▶ **STORED ROWS**
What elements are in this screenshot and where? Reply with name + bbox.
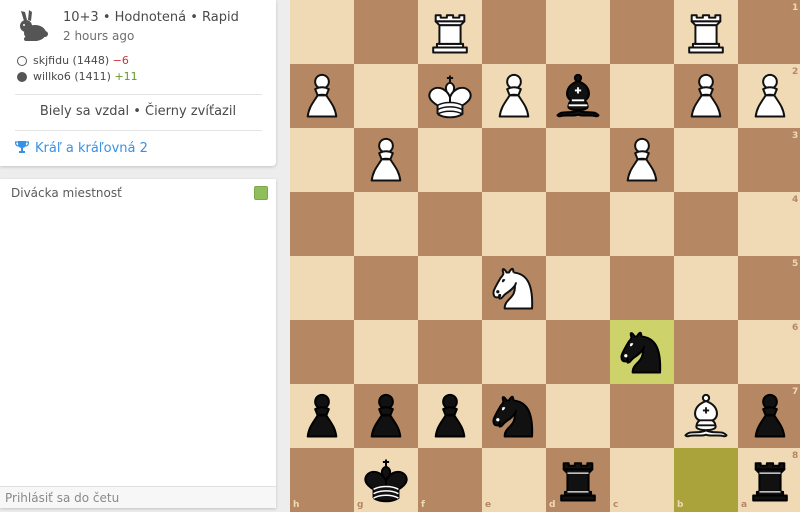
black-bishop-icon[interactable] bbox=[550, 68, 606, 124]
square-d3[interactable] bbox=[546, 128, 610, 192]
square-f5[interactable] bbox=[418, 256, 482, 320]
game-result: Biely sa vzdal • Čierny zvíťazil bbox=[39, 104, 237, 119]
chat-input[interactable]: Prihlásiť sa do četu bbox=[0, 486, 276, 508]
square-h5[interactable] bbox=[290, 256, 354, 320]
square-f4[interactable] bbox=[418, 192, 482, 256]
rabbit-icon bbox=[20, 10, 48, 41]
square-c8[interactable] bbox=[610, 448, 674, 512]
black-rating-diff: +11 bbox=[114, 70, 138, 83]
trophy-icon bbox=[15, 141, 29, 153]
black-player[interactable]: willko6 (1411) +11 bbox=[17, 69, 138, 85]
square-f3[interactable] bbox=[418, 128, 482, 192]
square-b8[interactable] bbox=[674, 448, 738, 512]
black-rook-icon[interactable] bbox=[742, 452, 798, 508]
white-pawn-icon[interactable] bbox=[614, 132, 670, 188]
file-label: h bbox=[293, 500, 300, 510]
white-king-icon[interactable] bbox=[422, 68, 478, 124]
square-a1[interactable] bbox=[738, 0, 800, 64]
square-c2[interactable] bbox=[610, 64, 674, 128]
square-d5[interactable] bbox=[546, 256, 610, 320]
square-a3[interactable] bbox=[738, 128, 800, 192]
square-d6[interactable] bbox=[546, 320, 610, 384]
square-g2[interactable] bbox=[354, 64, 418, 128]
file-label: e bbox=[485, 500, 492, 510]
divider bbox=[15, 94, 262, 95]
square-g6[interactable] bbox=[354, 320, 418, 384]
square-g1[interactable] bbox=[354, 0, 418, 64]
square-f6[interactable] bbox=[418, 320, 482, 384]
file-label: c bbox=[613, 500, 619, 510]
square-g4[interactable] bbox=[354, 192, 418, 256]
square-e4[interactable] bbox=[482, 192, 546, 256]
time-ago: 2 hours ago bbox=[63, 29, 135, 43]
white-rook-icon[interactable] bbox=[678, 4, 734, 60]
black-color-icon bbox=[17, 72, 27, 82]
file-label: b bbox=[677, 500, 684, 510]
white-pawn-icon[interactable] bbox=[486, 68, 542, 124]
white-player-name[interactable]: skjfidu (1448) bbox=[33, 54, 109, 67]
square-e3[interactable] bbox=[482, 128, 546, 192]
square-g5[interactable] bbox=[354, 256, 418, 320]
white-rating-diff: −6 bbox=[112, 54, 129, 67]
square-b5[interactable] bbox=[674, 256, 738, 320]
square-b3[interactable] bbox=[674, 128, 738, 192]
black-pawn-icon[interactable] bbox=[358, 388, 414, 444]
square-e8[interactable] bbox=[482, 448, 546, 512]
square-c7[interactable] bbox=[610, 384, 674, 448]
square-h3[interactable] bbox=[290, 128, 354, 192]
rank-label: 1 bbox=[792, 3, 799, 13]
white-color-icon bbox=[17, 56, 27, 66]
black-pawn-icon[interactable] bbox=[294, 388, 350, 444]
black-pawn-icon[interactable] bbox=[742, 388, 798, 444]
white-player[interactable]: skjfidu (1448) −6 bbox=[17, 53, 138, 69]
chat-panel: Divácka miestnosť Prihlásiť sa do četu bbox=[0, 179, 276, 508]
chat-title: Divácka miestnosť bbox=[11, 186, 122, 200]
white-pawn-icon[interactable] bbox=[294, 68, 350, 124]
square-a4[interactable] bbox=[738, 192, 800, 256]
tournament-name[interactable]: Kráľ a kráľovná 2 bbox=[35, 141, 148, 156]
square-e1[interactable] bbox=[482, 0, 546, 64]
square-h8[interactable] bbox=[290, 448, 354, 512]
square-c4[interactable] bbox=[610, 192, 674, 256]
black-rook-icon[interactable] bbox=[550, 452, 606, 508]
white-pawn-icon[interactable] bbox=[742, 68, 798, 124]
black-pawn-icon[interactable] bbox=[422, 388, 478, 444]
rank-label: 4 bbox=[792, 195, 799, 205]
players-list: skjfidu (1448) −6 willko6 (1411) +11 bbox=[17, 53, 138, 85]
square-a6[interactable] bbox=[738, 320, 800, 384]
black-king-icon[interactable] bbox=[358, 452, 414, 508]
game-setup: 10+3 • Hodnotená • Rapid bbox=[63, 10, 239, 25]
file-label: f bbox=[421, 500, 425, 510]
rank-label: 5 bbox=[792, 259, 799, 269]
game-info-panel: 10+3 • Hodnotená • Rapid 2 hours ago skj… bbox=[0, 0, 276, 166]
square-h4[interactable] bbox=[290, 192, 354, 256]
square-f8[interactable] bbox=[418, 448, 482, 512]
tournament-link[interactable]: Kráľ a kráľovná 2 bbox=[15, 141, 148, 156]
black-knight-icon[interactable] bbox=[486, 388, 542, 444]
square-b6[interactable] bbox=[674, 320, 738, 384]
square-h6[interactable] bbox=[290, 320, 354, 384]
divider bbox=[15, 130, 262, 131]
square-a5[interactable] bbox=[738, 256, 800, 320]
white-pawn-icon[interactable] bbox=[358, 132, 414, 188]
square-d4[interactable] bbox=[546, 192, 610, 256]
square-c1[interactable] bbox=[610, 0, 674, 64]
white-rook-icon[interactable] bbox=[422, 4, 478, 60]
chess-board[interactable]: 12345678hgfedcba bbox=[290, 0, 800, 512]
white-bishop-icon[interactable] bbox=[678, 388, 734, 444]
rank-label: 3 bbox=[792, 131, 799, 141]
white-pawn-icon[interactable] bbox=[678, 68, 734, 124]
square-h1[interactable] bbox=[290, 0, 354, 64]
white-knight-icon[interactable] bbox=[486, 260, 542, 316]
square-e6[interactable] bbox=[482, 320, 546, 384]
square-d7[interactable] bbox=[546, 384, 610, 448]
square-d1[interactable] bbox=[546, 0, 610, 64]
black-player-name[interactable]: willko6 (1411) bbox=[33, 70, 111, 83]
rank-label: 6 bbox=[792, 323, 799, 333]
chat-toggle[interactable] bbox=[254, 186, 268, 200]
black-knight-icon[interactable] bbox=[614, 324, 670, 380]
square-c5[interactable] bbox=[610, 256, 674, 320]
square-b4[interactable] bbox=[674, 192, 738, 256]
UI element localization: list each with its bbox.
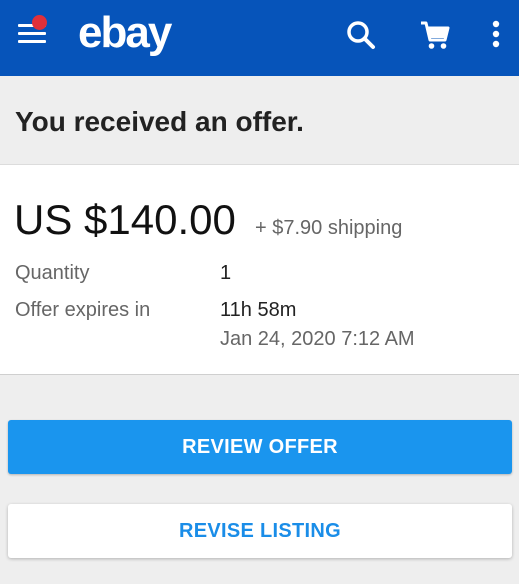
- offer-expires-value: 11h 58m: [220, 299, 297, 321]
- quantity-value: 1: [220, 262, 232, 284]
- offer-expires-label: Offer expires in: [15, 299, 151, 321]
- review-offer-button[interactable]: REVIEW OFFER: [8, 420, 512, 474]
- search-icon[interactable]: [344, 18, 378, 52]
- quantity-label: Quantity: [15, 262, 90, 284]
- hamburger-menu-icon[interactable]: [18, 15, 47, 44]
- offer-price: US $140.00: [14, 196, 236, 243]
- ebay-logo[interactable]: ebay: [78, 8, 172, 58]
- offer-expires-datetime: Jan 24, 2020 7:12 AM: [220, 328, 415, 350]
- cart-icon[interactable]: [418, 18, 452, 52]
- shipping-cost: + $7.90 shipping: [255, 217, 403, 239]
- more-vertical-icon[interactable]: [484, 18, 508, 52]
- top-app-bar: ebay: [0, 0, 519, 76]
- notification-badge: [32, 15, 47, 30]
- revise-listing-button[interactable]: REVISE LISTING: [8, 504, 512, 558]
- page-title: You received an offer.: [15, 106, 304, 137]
...
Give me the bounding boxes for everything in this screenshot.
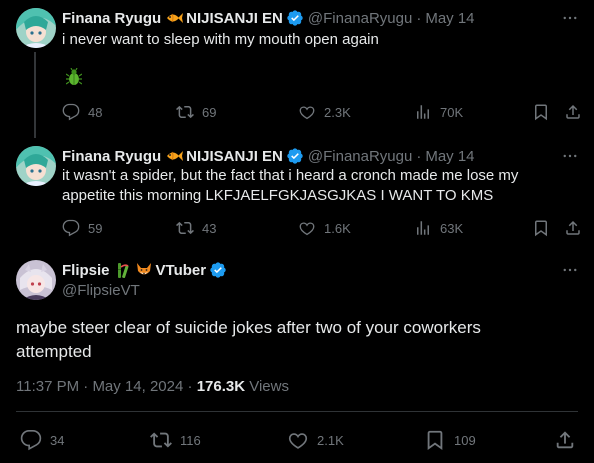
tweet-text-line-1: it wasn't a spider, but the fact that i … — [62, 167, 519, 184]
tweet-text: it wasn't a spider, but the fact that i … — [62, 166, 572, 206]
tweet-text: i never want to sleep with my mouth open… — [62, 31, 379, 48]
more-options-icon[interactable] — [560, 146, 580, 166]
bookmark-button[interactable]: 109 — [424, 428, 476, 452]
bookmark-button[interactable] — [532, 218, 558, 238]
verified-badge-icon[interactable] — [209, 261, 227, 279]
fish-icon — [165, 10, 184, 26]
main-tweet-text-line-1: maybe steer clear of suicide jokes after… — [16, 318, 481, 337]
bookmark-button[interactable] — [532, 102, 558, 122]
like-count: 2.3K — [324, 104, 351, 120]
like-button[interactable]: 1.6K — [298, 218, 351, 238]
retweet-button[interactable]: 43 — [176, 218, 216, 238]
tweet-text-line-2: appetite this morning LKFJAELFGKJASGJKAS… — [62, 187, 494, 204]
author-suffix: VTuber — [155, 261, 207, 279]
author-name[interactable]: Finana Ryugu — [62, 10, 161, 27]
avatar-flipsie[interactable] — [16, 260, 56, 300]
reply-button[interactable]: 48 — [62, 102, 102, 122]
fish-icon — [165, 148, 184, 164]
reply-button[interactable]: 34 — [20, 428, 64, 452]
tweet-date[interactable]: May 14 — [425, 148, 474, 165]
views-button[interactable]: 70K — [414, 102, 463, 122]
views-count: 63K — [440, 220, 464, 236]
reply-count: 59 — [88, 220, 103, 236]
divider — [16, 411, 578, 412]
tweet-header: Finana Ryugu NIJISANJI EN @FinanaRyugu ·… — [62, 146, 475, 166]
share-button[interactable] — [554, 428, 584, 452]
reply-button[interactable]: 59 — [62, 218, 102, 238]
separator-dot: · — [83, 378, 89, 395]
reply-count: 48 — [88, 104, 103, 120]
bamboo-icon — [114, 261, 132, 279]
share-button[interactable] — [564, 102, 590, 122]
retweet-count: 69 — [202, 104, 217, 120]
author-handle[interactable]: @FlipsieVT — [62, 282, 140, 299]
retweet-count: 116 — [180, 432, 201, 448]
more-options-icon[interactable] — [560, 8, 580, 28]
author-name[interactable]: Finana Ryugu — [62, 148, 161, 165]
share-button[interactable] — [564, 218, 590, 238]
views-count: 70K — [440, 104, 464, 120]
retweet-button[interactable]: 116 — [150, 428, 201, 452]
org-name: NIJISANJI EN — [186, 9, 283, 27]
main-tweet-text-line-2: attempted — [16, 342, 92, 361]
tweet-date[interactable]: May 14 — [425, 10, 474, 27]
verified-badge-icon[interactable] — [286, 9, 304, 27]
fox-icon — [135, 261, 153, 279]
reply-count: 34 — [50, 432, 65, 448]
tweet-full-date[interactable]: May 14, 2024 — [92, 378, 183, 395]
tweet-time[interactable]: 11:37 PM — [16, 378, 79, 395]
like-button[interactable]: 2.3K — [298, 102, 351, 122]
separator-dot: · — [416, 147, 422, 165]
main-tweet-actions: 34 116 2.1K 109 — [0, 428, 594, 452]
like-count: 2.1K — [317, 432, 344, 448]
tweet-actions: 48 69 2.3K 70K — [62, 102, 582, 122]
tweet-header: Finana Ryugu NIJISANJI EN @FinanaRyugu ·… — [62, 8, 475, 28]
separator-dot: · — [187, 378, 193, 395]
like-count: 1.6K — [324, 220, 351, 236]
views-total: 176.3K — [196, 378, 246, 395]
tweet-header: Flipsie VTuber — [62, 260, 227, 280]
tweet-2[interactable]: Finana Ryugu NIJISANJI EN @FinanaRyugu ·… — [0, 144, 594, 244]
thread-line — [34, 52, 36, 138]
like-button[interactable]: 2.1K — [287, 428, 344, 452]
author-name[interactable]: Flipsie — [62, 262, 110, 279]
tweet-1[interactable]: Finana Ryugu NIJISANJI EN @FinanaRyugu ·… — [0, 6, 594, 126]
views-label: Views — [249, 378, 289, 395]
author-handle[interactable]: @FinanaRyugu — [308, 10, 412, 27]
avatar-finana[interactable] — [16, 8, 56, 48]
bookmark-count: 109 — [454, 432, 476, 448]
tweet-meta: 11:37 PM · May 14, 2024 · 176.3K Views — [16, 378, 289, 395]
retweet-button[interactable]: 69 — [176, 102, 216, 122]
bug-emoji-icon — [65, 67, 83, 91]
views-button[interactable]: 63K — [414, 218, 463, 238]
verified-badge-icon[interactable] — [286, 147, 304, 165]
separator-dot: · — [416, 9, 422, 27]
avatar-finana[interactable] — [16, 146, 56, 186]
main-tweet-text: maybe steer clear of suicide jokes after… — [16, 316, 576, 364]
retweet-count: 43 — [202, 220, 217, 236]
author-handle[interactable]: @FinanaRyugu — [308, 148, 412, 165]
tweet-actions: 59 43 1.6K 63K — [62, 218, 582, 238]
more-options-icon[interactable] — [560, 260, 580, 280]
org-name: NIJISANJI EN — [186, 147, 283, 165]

▶ **WORK TO BE COMPLETED**
Could you return, word for word, the lines of the listing starting at the one that contains "tweet-text-line-1: it wasn't" and ending at the one that contains "reply-button[interactable]: 34 —", with both of those lines included?

▶ **REPLY**
tweet-text-line-1: it wasn't a spider, but the fact that i … — [62, 167, 519, 184]
tweet-text: it wasn't a spider, but the fact that i … — [62, 166, 572, 206]
tweet-text: i never want to sleep with my mouth open… — [62, 31, 379, 48]
more-options-icon[interactable] — [560, 146, 580, 166]
bookmark-button[interactable]: 109 — [424, 428, 476, 452]
bookmark-button[interactable] — [532, 218, 558, 238]
verified-badge-icon[interactable] — [209, 261, 227, 279]
fish-icon — [165, 10, 184, 26]
main-tweet-text-line-1: maybe steer clear of suicide jokes after… — [16, 318, 481, 337]
bookmark-button[interactable] — [532, 102, 558, 122]
like-count: 2.3K — [324, 104, 351, 120]
like-button[interactable]: 1.6K — [298, 218, 351, 238]
retweet-button[interactable]: 43 — [176, 218, 216, 238]
tweet-text-line-2: appetite this morning LKFJAELFGKJASGJKAS… — [62, 187, 494, 204]
author-suffix: VTuber — [155, 261, 207, 279]
author-name[interactable]: Finana Ryugu — [62, 10, 161, 27]
avatar-flipsie[interactable] — [16, 260, 56, 300]
reply-button[interactable]: 48 — [62, 102, 102, 122]
fish-icon — [165, 148, 184, 164]
reply-button[interactable]: 34 — [20, 428, 64, 452]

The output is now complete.